Task brief => Of all the lines in the records, how many hold the word "heading"? Answer with the number only.

Data records =>

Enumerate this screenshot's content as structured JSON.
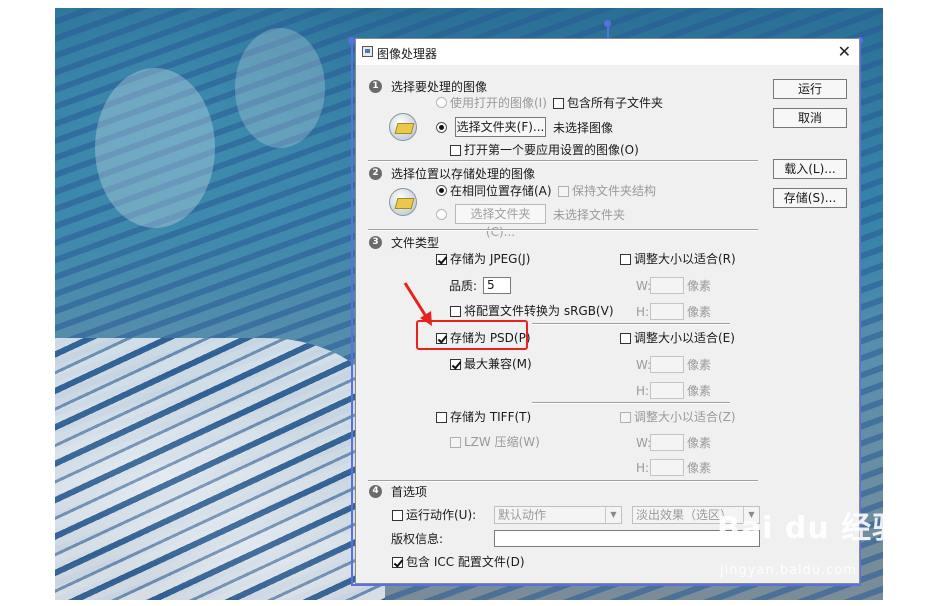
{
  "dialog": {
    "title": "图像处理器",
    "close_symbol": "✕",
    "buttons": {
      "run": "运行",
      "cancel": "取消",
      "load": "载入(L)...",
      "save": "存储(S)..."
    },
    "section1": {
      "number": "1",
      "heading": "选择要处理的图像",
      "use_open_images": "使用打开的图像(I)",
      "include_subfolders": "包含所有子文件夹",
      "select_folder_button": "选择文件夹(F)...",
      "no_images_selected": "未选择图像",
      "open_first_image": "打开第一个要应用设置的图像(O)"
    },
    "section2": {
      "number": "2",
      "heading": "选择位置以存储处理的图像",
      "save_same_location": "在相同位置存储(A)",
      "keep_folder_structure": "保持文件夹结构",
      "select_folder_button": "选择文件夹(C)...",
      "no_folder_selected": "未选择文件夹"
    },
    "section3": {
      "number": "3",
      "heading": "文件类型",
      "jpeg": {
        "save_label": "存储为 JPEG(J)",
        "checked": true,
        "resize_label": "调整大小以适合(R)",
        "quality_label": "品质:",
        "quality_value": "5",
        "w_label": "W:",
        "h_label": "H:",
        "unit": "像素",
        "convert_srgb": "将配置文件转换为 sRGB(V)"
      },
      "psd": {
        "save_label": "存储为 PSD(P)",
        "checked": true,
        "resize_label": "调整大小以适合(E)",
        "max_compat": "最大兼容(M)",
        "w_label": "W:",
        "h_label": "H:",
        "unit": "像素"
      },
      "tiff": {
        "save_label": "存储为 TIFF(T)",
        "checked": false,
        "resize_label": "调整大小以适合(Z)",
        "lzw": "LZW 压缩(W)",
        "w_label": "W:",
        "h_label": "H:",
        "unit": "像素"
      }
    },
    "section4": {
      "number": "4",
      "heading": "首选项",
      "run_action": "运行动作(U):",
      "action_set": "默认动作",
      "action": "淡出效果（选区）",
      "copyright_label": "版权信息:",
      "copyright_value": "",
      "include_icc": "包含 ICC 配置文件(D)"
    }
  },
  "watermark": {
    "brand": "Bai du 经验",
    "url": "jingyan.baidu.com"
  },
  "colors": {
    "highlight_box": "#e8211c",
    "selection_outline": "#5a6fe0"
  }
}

Task answer => 4